#### PROBLEM TO WORK ON
Return the whole listing, keeping every character the same.

+++ DATASET ENTRIES +++

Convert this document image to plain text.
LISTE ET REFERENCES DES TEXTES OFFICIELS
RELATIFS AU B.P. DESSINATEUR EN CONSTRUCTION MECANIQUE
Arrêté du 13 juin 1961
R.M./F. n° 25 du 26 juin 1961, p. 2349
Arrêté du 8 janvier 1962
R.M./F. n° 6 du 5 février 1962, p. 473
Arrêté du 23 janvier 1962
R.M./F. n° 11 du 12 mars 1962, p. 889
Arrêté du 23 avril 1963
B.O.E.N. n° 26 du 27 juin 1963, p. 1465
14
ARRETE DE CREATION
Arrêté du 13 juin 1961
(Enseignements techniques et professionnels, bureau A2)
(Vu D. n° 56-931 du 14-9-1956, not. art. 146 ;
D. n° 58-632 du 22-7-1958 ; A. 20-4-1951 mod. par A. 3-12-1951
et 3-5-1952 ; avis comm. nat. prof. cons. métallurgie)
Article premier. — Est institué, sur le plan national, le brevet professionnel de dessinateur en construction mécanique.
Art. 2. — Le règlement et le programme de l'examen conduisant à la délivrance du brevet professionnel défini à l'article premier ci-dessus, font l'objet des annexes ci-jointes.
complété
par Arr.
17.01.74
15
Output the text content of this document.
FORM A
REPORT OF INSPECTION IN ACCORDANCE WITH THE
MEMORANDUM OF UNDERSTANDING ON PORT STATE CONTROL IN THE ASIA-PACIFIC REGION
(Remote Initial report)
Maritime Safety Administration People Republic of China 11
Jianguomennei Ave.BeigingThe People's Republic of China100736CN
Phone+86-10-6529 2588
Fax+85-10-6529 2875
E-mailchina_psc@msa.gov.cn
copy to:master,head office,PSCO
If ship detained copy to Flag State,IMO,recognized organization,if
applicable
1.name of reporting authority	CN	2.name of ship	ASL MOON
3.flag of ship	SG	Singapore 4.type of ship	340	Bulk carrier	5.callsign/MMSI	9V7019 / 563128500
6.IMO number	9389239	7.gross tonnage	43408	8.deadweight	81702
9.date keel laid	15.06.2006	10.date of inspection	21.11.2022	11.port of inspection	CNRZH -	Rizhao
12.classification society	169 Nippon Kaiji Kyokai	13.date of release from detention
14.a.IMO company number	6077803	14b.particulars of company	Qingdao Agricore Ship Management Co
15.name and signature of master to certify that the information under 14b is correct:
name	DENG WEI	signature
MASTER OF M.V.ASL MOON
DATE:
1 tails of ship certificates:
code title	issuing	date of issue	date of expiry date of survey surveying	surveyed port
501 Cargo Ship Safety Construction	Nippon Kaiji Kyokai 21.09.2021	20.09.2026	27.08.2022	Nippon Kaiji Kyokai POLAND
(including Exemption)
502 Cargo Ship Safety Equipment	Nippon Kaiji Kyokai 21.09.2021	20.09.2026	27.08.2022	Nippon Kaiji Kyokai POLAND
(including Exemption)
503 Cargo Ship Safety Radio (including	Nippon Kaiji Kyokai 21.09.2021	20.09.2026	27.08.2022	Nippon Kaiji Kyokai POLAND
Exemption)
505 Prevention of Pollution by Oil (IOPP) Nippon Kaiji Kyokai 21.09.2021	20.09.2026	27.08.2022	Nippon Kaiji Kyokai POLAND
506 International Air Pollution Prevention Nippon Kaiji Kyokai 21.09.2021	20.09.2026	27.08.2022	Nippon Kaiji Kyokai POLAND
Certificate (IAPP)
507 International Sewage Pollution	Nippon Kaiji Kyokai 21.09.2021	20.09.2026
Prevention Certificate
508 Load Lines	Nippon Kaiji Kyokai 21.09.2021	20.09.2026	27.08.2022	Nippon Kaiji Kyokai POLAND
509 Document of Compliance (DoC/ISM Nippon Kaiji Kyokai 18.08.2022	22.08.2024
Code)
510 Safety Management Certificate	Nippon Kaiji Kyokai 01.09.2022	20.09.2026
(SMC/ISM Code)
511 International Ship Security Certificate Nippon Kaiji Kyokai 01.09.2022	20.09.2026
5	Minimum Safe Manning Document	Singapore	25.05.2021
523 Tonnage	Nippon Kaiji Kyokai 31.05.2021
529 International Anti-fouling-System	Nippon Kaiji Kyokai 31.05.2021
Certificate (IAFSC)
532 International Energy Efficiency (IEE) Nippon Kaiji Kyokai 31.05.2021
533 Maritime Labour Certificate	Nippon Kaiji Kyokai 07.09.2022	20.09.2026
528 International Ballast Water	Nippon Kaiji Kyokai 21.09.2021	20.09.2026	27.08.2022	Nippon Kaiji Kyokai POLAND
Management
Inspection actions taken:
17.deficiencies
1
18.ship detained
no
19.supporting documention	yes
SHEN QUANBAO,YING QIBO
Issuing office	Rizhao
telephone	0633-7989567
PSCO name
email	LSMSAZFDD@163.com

+++

#### RIGHT ANSWER
Convert this document image to plain text.
LISTE ET REFERENCES DES TEXTES OFFICIELS
RELATIFS AU B.P. DESSINATEUR EN CONSTRUCTION MECANIQUE
Arrêté du 13 juin 1961
R.M./F. n° 25 du 26 juin 1961, p. 2349
Arrêté du 8 janvier 1962
R.M./F. n° 6 du 5 février 1962, p. 473
Arrêté du 23 janvier 1962
R.M./F. n° 11 du 12 mars 1962, p. 889
Arrêté du 23 avril 1963
B.O.E.N. n° 26 du 27 juin 1963, p. 1465
14
ARRETE DE CREATION
Arrêté du 13 juin 1961
(Enseignements techniques et professionnels, bureau A2)
(Vu D. n° 56-931 du 14-9-1956, not. art. 146 ;
D. n° 58-632 du 22-7-1958 ; A. 20-4-1951 mod. par A. 3-12-1951
et 3-5-1952 ; avis comm. nat. prof. cons. métallurgie)
Article premier. — Est institué, sur le plan national, le brevet professionnel de dessinateur en construction mécanique.
Art. 2. — Le règlement et le programme de l'examen conduisant à la délivrance du brevet professionnel défini à l'article premier ci-dessus, font l'objet des annexes ci-jointes.
complété
par Arr.
17.01.74
15
Output the text content of this document.
FORM A
REPORT OF INSPECTION IN ACCORDANCE WITH THE
MEMORANDUM OF UNDERSTANDING ON PORT STATE CONTROL IN THE ASIA-PACIFIC REGION
(Remote Initial report)
Maritime Safety Administration People Republic of China 11
Jianguomennei Ave.BeigingThe People's Republic of China100736CN
Phone+86-10-6529 2588
Fax+85-10-6529 2875
E-mailchina_psc@msa.gov.cn
copy to:master,head office,PSCO
If ship detained copy to Flag State,IMO,recognized organization,if
applicable
1.name of reporting authority	CN	2.name of ship	ASL MOON
3.flag of ship	SG	Singapore 4.type of ship	340	Bulk carrier	5.callsign/MMSI	9V7019 / 563128500
6.IMO number	9389239	7.gross tonnage	43408	8.deadweight	81702
9.date keel laid	15.06.2006	10.date of inspection	21.11.2022	11.port of inspection	CNRZH -	Rizhao
12.classification society	169 Nippon Kaiji Kyokai	13.date of release from detention
14.a.IMO company number	6077803	14b.particulars of company	Qingdao Agricore Ship Management Co
15.name and signature of master to certify that the information under 14b is correct:
name	DENG WEI	signature
MASTER OF M.V.ASL MOON
DATE:
1 tails of ship certificates:
code title	issuing	date of issue	date of expiry date of survey surveying	surveyed port
501 Cargo Ship Safety Construction	Nippon Kaiji Kyokai 21.09.2021	20.09.2026	27.08.2022	Nippon Kaiji Kyokai POLAND
(including Exemption)
502 Cargo Ship Safety Equipment	Nippon Kaiji Kyokai 21.09.2021	20.09.2026	27.08.2022	Nippon Kaiji Kyokai POLAND
(including Exemption)
503 Cargo Ship Safety Radio (including	Nippon Kaiji Kyokai 21.09.2021	20.09.2026	27.08.2022	Nippon Kaiji Kyokai POLAND
Exemption)
505 Prevention of Pollution by Oil (IOPP) Nippon Kaiji Kyokai 21.09.2021	20.09.2026	27.08.2022	Nippon Kaiji Kyokai POLAND
506 International Air Pollution Prevention Nippon Kaiji Kyokai 21.09.2021	20.09.2026	27.08.2022	Nippon Kaiji Kyokai POLAND
Certificate (IAPP)
507 International Sewage Pollution	Nippon Kaiji Kyokai 21.09.2021	20.09.2026
Prevention Certificate
508 Load Lines	Nippon Kaiji Kyokai 21.09.2021	20.09.2026	27.08.2022	Nippon Kaiji Kyokai POLAND
509 Document of Compliance (DoC/ISM Nippon Kaiji Kyokai 18.08.2022	22.08.2024
Code)
510 Safety Management Certificate	Nippon Kaiji Kyokai 01.09.2022	20.09.2026
(SMC/ISM Code)
511 International Ship Security Certificate Nippon Kaiji Kyokai 01.09.2022	20.09.2026
5	Minimum Safe Manning Document	Singapore	25.05.2021
523 Tonnage	Nippon Kaiji Kyokai 31.05.2021
529 International Anti-fouling-System	Nippon Kaiji Kyokai 31.05.2021
Certificate (IAFSC)
532 International Energy Efficiency (IEE) Nippon Kaiji Kyokai 31.05.2021
533 Maritime Labour Certificate	Nippon Kaiji Kyokai 07.09.2022	20.09.2026
528 International Ballast Water	Nippon Kaiji Kyokai 21.09.2021	20.09.2026	27.08.2022	Nippon Kaiji Kyokai POLAND
Management
Inspection actions taken:
17.deficiencies
1
18.ship detained
no
19.supporting documention	yes
SHEN QUANBAO,YING QIBO
Issuing office	Rizhao
telephone	0633-7989567
PSCO name
email	LSMSAZFDD@163.com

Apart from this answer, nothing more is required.